[Data records]

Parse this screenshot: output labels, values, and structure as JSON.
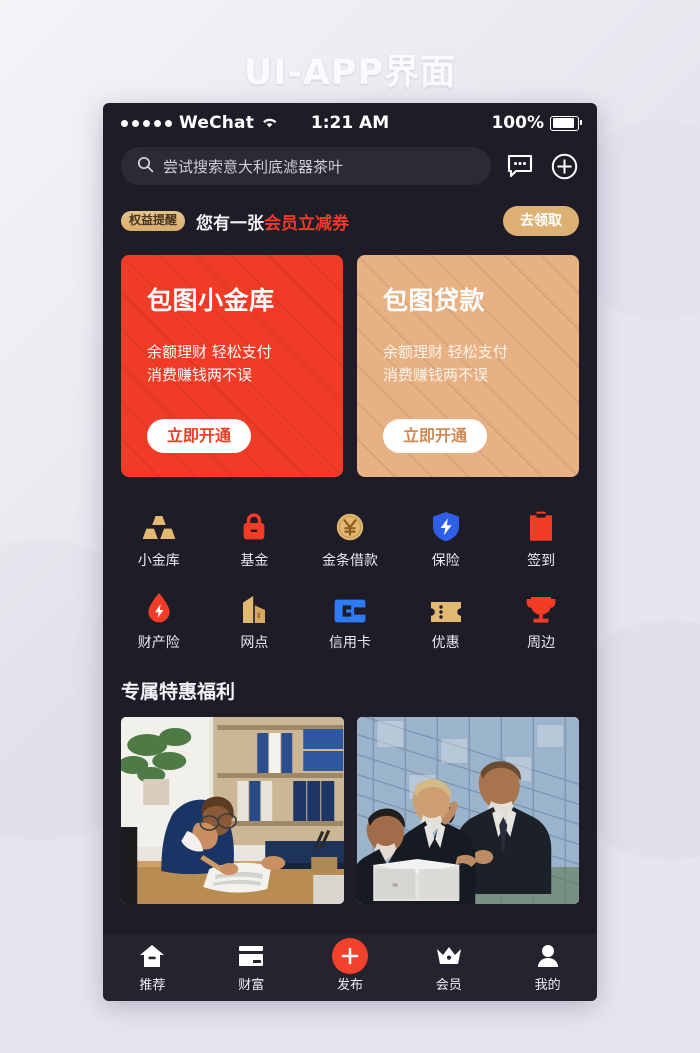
{
  "page": {
    "title": "UI-APP界面"
  },
  "statusbar": {
    "carrier": "WeChat",
    "time": "1:21 AM",
    "battery_percent": "100%",
    "signal_dots": 5,
    "wifi_icon": "wifi-icon",
    "battery_icon": "battery-full-icon"
  },
  "search": {
    "placeholder": "尝试搜索意大利底滤器茶叶",
    "icon": "search-icon",
    "message_icon": "message-bubble-icon",
    "add_icon": "plus-circle-icon"
  },
  "notice": {
    "badge": "权益提醒",
    "text_prefix": "您有一张",
    "text_highlight": "会员立减券",
    "button": "去领取",
    "badge_color": "#d9ad6c",
    "highlight_color": "#ef3b26",
    "button_color": "#dcb173"
  },
  "promo_cards": [
    {
      "title": "包图小金库",
      "sub_line1": "余额理财 轻松支付",
      "sub_line2": "消费赚钱两不误",
      "button": "立即开通",
      "bg_color": "#f03c27",
      "button_text_color": "#f03c27"
    },
    {
      "title": "包图贷款",
      "sub_line1": "余额理财 轻松支付",
      "sub_line2": "消费赚钱两不误",
      "button": "立即开通",
      "bg_color": "#e8b184",
      "button_text_color": "#cf8a55"
    }
  ],
  "quick_grid": {
    "row1": [
      {
        "label": "小金库",
        "icon": "gold-bars-icon",
        "color": "#e2b972"
      },
      {
        "label": "基金",
        "icon": "lock-bag-icon",
        "color": "#f23c26"
      },
      {
        "label": "金条借款",
        "icon": "yuan-coin-icon",
        "color": "#e2b972"
      },
      {
        "label": "保险",
        "icon": "shield-bolt-icon",
        "color": "#2f5fe8"
      },
      {
        "label": "签到",
        "icon": "clipboard-icon",
        "color": "#f23c26"
      }
    ],
    "row2": [
      {
        "label": "财产险",
        "icon": "droplet-bolt-icon",
        "color": "#f23c26"
      },
      {
        "label": "网点",
        "icon": "building-icon",
        "color": "#e2b972"
      },
      {
        "label": "信用卡",
        "icon": "credit-card-icon",
        "color": "#2f7bf5"
      },
      {
        "label": "优惠",
        "icon": "ticket-icon",
        "color": "#e2b972"
      },
      {
        "label": "周边",
        "icon": "trophy-icon",
        "color": "#f23c26"
      }
    ]
  },
  "section": {
    "title": "专属特惠福利"
  },
  "photos": [
    {
      "alt": "businesswoman-writing-at-desk"
    },
    {
      "alt": "business-team-outside-glass-building"
    }
  ],
  "tabbar": [
    {
      "label": "推荐",
      "icon": "home-icon",
      "active": true
    },
    {
      "label": "财富",
      "icon": "card-icon",
      "active": false
    },
    {
      "label": "发布",
      "icon": "plus-fab-icon",
      "active": false
    },
    {
      "label": "会员",
      "icon": "crown-icon",
      "active": false
    },
    {
      "label": "我的",
      "icon": "person-icon",
      "active": false
    }
  ],
  "colors": {
    "app_bg": "#1d1c27",
    "tabbar_bg": "#24232e",
    "page_bg": "#e7e6ee",
    "accent_red": "#f3412c",
    "accent_tan": "#dcb173"
  }
}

WHAT YOU ARE ASKED TO DO:
Working from the entries above, return all lines that contain "bolt".

REPLY TO THE EXERCISE:
        "icon": "shield-bolt-icon",
        "icon": "droplet-bolt-icon",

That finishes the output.